##### Given information #####
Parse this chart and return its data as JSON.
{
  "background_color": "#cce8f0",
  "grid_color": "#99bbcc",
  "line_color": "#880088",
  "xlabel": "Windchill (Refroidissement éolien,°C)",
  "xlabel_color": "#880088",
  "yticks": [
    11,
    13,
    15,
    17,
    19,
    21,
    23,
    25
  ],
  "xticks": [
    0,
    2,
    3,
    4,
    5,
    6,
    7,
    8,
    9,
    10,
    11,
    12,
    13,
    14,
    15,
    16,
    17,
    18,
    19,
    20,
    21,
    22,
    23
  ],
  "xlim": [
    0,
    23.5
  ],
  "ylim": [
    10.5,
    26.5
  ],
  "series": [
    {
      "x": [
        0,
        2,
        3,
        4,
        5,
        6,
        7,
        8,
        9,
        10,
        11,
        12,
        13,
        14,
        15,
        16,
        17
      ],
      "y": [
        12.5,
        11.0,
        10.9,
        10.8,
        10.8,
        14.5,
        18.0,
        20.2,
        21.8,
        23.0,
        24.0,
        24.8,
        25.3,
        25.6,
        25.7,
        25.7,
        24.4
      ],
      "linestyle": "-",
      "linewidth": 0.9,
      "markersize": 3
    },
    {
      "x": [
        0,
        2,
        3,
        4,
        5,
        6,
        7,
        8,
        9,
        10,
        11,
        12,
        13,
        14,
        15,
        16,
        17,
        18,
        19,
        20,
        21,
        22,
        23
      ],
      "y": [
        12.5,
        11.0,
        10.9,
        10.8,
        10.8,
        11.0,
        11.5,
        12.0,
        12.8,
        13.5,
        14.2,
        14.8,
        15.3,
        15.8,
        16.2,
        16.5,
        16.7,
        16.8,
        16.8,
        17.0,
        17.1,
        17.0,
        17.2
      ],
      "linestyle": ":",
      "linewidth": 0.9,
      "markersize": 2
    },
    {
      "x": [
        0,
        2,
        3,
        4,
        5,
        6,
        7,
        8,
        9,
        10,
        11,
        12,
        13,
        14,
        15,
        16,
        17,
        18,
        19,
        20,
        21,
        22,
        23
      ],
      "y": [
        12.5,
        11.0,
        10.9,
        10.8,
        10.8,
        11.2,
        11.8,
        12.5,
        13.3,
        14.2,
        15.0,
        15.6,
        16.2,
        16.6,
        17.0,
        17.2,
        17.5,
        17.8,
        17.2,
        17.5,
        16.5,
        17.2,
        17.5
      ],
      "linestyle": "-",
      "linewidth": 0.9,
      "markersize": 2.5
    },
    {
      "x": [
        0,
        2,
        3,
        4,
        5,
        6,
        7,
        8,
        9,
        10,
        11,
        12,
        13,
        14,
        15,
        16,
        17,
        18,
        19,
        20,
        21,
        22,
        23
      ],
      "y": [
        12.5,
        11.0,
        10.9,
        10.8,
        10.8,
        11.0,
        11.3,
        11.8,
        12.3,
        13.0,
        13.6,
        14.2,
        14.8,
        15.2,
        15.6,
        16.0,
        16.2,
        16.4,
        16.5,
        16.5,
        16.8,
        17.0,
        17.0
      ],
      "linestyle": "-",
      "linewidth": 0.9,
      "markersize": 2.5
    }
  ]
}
#####
• Given request: Repeat the listing in full, keeping every line exactly as it is.

• Written reply:
Parse this chart and return its data as JSON.
{
  "background_color": "#cce8f0",
  "grid_color": "#99bbcc",
  "line_color": "#880088",
  "xlabel": "Windchill (Refroidissement éolien,°C)",
  "xlabel_color": "#880088",
  "yticks": [
    11,
    13,
    15,
    17,
    19,
    21,
    23,
    25
  ],
  "xticks": [
    0,
    2,
    3,
    4,
    5,
    6,
    7,
    8,
    9,
    10,
    11,
    12,
    13,
    14,
    15,
    16,
    17,
    18,
    19,
    20,
    21,
    22,
    23
  ],
  "xlim": [
    0,
    23.5
  ],
  "ylim": [
    10.5,
    26.5
  ],
  "series": [
    {
      "x": [
        0,
        2,
        3,
        4,
        5,
        6,
        7,
        8,
        9,
        10,
        11,
        12,
        13,
        14,
        15,
        16,
        17
      ],
      "y": [
        12.5,
        11.0,
        10.9,
        10.8,
        10.8,
        14.5,
        18.0,
        20.2,
        21.8,
        23.0,
        24.0,
        24.8,
        25.3,
        25.6,
        25.7,
        25.7,
        24.4
      ],
      "linestyle": "-",
      "linewidth": 0.9,
      "markersize": 3
    },
    {
      "x": [
        0,
        2,
        3,
        4,
        5,
        6,
        7,
        8,
        9,
        10,
        11,
        12,
        13,
        14,
        15,
        16,
        17,
        18,
        19,
        20,
        21,
        22,
        23
      ],
      "y": [
        12.5,
        11.0,
        10.9,
        10.8,
        10.8,
        11.0,
        11.5,
        12.0,
        12.8,
        13.5,
        14.2,
        14.8,
        15.3,
        15.8,
        16.2,
        16.5,
        16.7,
        16.8,
        16.8,
        17.0,
        17.1,
        17.0,
        17.2
      ],
      "linestyle": ":",
      "linewidth": 0.9,
      "markersize": 2
    },
    {
      "x": [
        0,
        2,
        3,
        4,
        5,
        6,
        7,
        8,
        9,
        10,
        11,
        12,
        13,
        14,
        15,
        16,
        17,
        18,
        19,
        20,
        21,
        22,
        23
      ],
      "y": [
        12.5,
        11.0,
        10.9,
        10.8,
        10.8,
        11.2,
        11.8,
        12.5,
        13.3,
        14.2,
        15.0,
        15.6,
        16.2,
        16.6,
        17.0,
        17.2,
        17.5,
        17.8,
        17.2,
        17.5,
        16.5,
        17.2,
        17.5
      ],
      "linestyle": "-",
      "linewidth": 0.9,
      "markersize": 2.5
    },
    {
      "x": [
        0,
        2,
        3,
        4,
        5,
        6,
        7,
        8,
        9,
        10,
        11,
        12,
        13,
        14,
        15,
        16,
        17,
        18,
        19,
        20,
        21,
        22,
        23
      ],
      "y": [
        12.5,
        11.0,
        10.9,
        10.8,
        10.8,
        11.0,
        11.3,
        11.8,
        12.3,
        13.0,
        13.6,
        14.2,
        14.8,
        15.2,
        15.6,
        16.0,
        16.2,
        16.4,
        16.5,
        16.5,
        16.8,
        17.0,
        17.0
      ],
      "linestyle": "-",
      "linewidth": 0.9,
      "markersize": 2.5
    }
  ]
}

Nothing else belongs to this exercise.